» Dataset items:
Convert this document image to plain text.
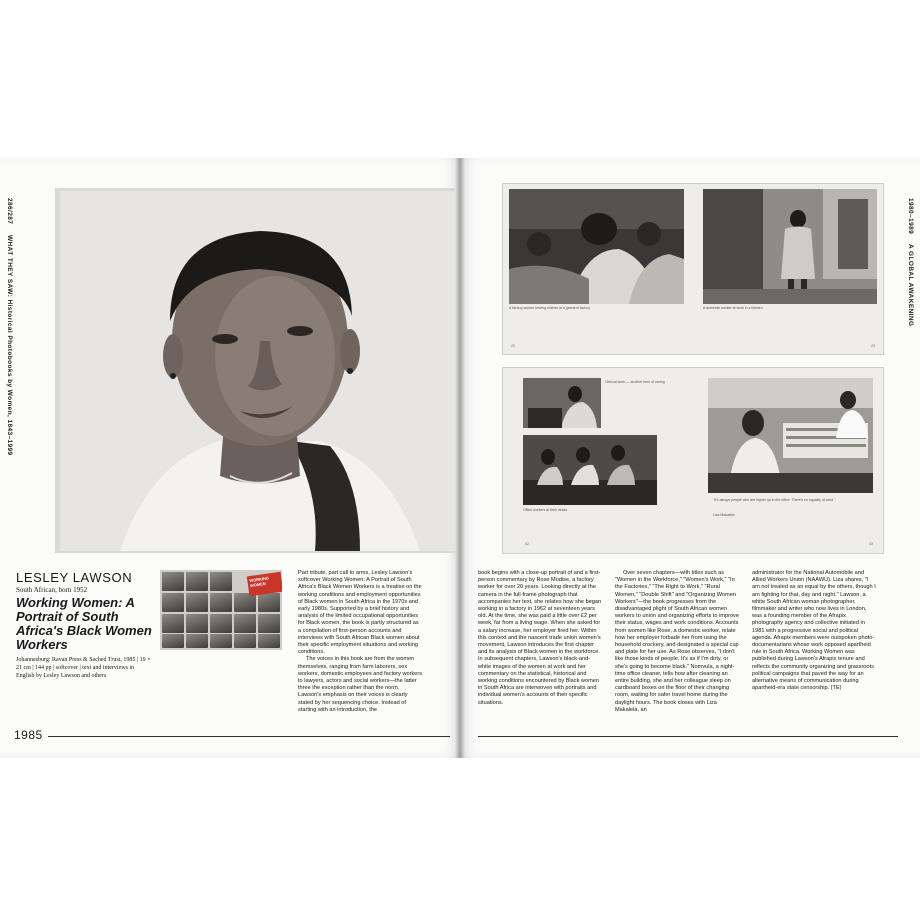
286/287 WHAT THEY SAW: Historical Photobooks by Women, 1843–1999
LESLEY LAWSON
South African, born 1952
Working Women: A Portrait of South Africa's Black Women Workers
Johannesburg: Ravan Press & Sached Trust, 1985 | 19 × 21 cm | 144 pp | softcover | text and interviews in English by Lesley Lawson and others
WORKING WOMEN

Part tribute, part call to arms, Lesley Lawson's softcover Working Women: A Portrait of South Africa's Black Women Workers is a treatise on the working conditions and employment opportunities of Black women in South Africa in the 1970s and early 1980s. Supported by a brief history and analysis of the limited occupational opportunities for Black women, the book is partly structured as a compilation of first-person accounts and interviews with South African Black women about their specific employment situations and working conditions.

The voices in this book are from the women themselves, ranging from farm laborers, sex workers, domestic employees and factory workers to lawyers, actors and social workers—the latter three the exception rather than the norm. Lawson's emphasis on their voices is clearly stated by her sequencing choice. Instead of starting with an introduction, the

1985
1980–1989 A GLOBAL AWAKENING
A factory worker sewing clothes at a garment factory	A domestic worker at work in a kitchen
22	23
Clerical work — another form of caring
Office workers at their desks
"It's always people who are higher up in the office. There's no equality at work."
Liza Makalela
42	43

book begins with a close-up portrait of and a first-person commentary by Rose Modise, a factory worker for over 20 years. Looking directly at the camera in the full-frame photograph that accompanies her text, she relates how she began working in a factory in 1962 at seventeen years old. At the time, she was paid a little over £2 per week, far from a living wage. When she asked for a salary increase, her employer fired her. Within this context and the nascent trade union women's movement, Lawson introduces the first chapter and its analysis of Black women in the workforce. In subsequent chapters, Lawson's black-and-white images of the women at work and her commentary on the statistical, historical and working conditions encountered by Black women in South Africa are interwoven with portraits and individual women's accounts of their specific situations.

Over seven chapters—with titles such as "Women in the Workforce," "Women's Work," "In the Factories," "The Right to Work," "Rural Women," "Double Shift" and "Organizing Women Workers"—the book progresses from the disadvantaged plight of South African women workers to union and organizing efforts to improve their status, wages and work conditions. Accounts from women like Rose, a domestic worker, relate how her employer forbade her from using the household crockery, and designated a special cup and plate for her use. As Rose observes, "I don't like those kinds of people. It's as if I'm dirty, or she's going to become black." Nomvula, a night-time office cleaner, tells how after cleaning an entire building, she and her colleague sleep on cardboard boxes on the floor of their changing room, waiting for safer travel home during the daylight hours. The book closes with Liza Makalela, an

administrator for the National Automobile and Allied Workers Union (NAAWU). Liza shares, "I am not treated as an equal by the others, though I am fighting for that, day and night." Lawson, a white South African woman photographer, filmmaker and writer who now lives in London, was a founding member of the Afrapix photography agency and collective initiated in 1981 with a progressive social and political agenda. Afrapix members were outspoken photo-documentarians whose work opposed apartheid rule in South Africa. Working Women was published during Lawson's Afrapix tenure and reflects the community organizing and grassroots political campaigns that paved the way for an alternative means of communication during apartheid-era state censorship. (TE)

» PROBLEM DESCRIPTION: Go through the entries above and pull out each line with "text" in it.

» TASK RESPONSE:
Convert this document image to plain text.
Johannesburg: Ravan Press & Sached Trust, 1985 | 19 × 21 cm | 144 pp | softcover | text and interviews in English by Lesley Lawson and others
book begins with a close-up portrait of and a first-person commentary by Rose Modise, a factory worker for over 20 years. Looking directly at the camera in the full-frame photograph that accompanies her text, she relates how she began working in a factory in 1962 at seventeen years old. At the time, she was paid a little over £2 per week, far from a living wage. When she asked for a salary increase, her employer fired her. Within this context and the nascent trade union women's movement, Lawson introduces the first chapter and its analysis of Black women in the workforce. In subsequent chapters, Lawson's black-and-white images of the women at work and her commentary on the statistical, historical and working conditions encountered by Black women in South Africa are interwoven with portraits and individual women's accounts of their specific situations.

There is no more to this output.